--- Start ---

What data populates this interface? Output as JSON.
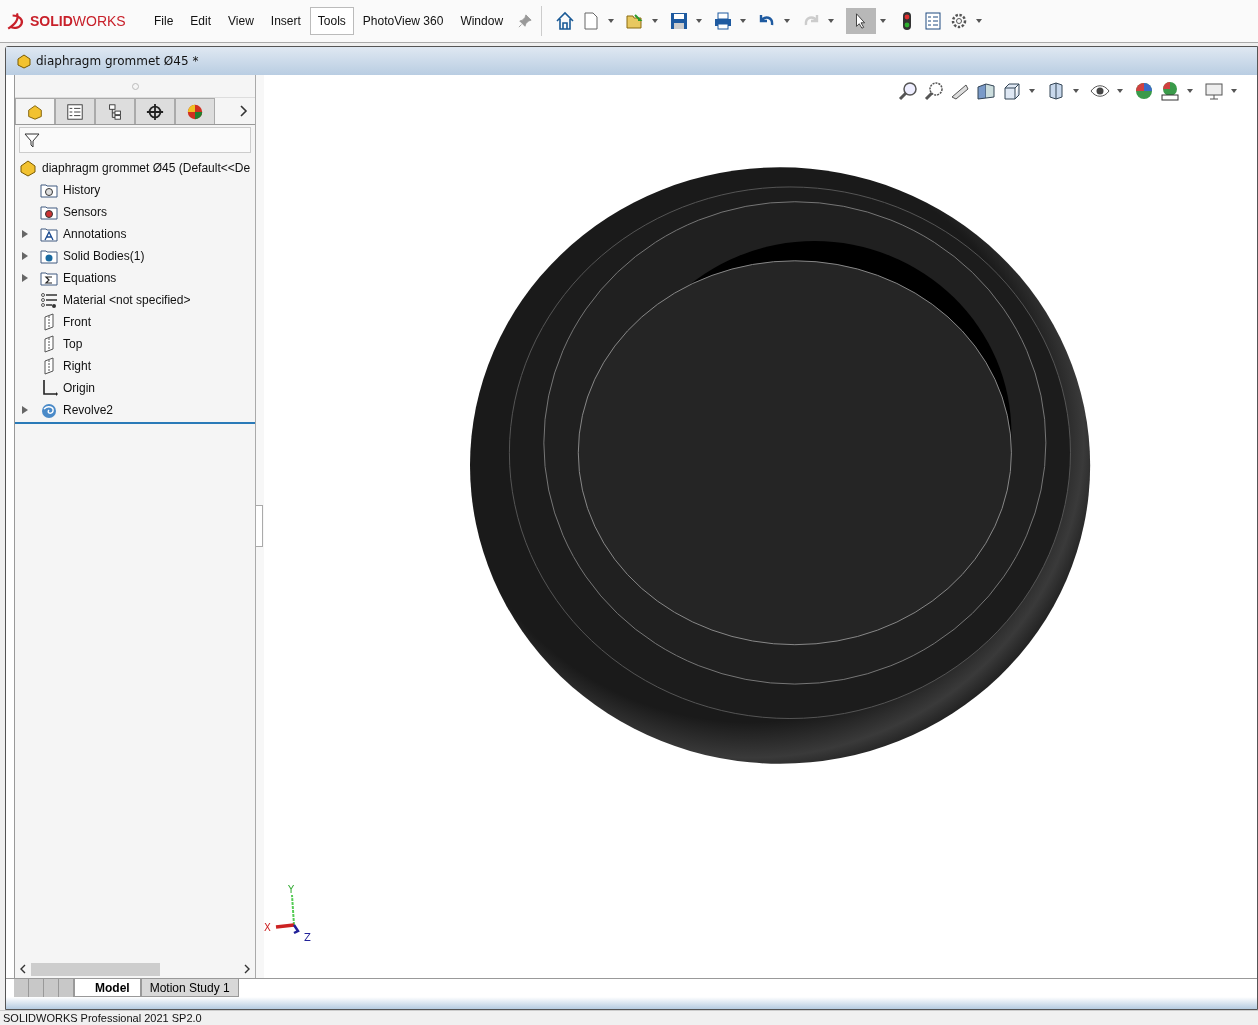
{
  "app": {
    "logo": "**SOLID**WORKS"
  },
  "menu": [
    {
      "label": "File",
      "selected": false
    },
    {
      "label": "Edit",
      "selected": false
    },
    {
      "label": "View",
      "selected": false
    },
    {
      "label": "Insert",
      "selected": false
    },
    {
      "label": "Tools",
      "selected": true
    },
    {
      "label": "PhotoView 360",
      "selected": false
    },
    {
      "label": "Window",
      "selected": false
    }
  ],
  "toolbar": {
    "select_active": true
  },
  "document": {
    "title": "diaphragm grommet Ø45 *"
  },
  "panel_tabs": [
    {
      "kind": "feature",
      "selected": true
    },
    {
      "kind": "property",
      "selected": false
    },
    {
      "kind": "config",
      "selected": false
    },
    {
      "kind": "dimxpert",
      "selected": false
    },
    {
      "kind": "display",
      "selected": false
    }
  ],
  "tree": {
    "root": "diaphragm grommet Ø45  (Default<<De",
    "children": [
      {
        "label": "History",
        "kind": "history",
        "expandable": false
      },
      {
        "label": "Sensors",
        "kind": "sensors",
        "expandable": false
      },
      {
        "label": "Annotations",
        "kind": "annotations",
        "expandable": true
      },
      {
        "label": "Solid Bodies(1)",
        "kind": "bodies",
        "expandable": true
      },
      {
        "label": "Equations",
        "kind": "equations",
        "expandable": true
      },
      {
        "label": "Material <not specified>",
        "kind": "material",
        "expandable": false
      },
      {
        "label": "Front",
        "kind": "plane",
        "expandable": false
      },
      {
        "label": "Top",
        "kind": "plane",
        "expandable": false
      },
      {
        "label": "Right",
        "kind": "plane",
        "expandable": false
      },
      {
        "label": "Origin",
        "kind": "origin",
        "expandable": false
      },
      {
        "label": "Revolve2",
        "kind": "revolve",
        "expandable": true
      }
    ]
  },
  "triad": {
    "x": "X",
    "y": "Y",
    "z": "Z"
  },
  "bottom_tabs": [
    {
      "label": "Model",
      "selected": true
    },
    {
      "label": "Motion Study 1",
      "selected": false
    }
  ],
  "status_bar": "SOLIDWORKS Professional 2021 SP2.0"
}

--- End ---

Give back the whole listing as it stands, minus its pictures.

What data populates this interface? Output as JSON.
{
  "app": {
    "logo": "**SOLID**WORKS"
  },
  "menu": [
    {
      "label": "File",
      "selected": false
    },
    {
      "label": "Edit",
      "selected": false
    },
    {
      "label": "View",
      "selected": false
    },
    {
      "label": "Insert",
      "selected": false
    },
    {
      "label": "Tools",
      "selected": true
    },
    {
      "label": "PhotoView 360",
      "selected": false
    },
    {
      "label": "Window",
      "selected": false
    }
  ],
  "toolbar": {
    "select_active": true
  },
  "document": {
    "title": "diaphragm grommet Ø45 *"
  },
  "panel_tabs": [
    {
      "kind": "feature",
      "selected": true
    },
    {
      "kind": "property",
      "selected": false
    },
    {
      "kind": "config",
      "selected": false
    },
    {
      "kind": "dimxpert",
      "selected": false
    },
    {
      "kind": "display",
      "selected": false
    }
  ],
  "tree": {
    "root": "diaphragm grommet Ø45  (Default<<De",
    "children": [
      {
        "label": "History",
        "kind": "history",
        "expandable": false
      },
      {
        "label": "Sensors",
        "kind": "sensors",
        "expandable": false
      },
      {
        "label": "Annotations",
        "kind": "annotations",
        "expandable": true
      },
      {
        "label": "Solid Bodies(1)",
        "kind": "bodies",
        "expandable": true
      },
      {
        "label": "Equations",
        "kind": "equations",
        "expandable": true
      },
      {
        "label": "Material <not specified>",
        "kind": "material",
        "expandable": false
      },
      {
        "label": "Front",
        "kind": "plane",
        "expandable": false
      },
      {
        "label": "Top",
        "kind": "plane",
        "expandable": false
      },
      {
        "label": "Right",
        "kind": "plane",
        "expandable": false
      },
      {
        "label": "Origin",
        "kind": "origin",
        "expandable": false
      },
      {
        "label": "Revolve2",
        "kind": "revolve",
        "expandable": true
      }
    ]
  },
  "triad": {
    "x": "X",
    "y": "Y",
    "z": "Z"
  },
  "bottom_tabs": [
    {
      "label": "Model",
      "selected": true
    },
    {
      "label": "Motion Study 1",
      "selected": false
    }
  ],
  "status_bar": "SOLIDWORKS Professional 2021 SP2.0"
}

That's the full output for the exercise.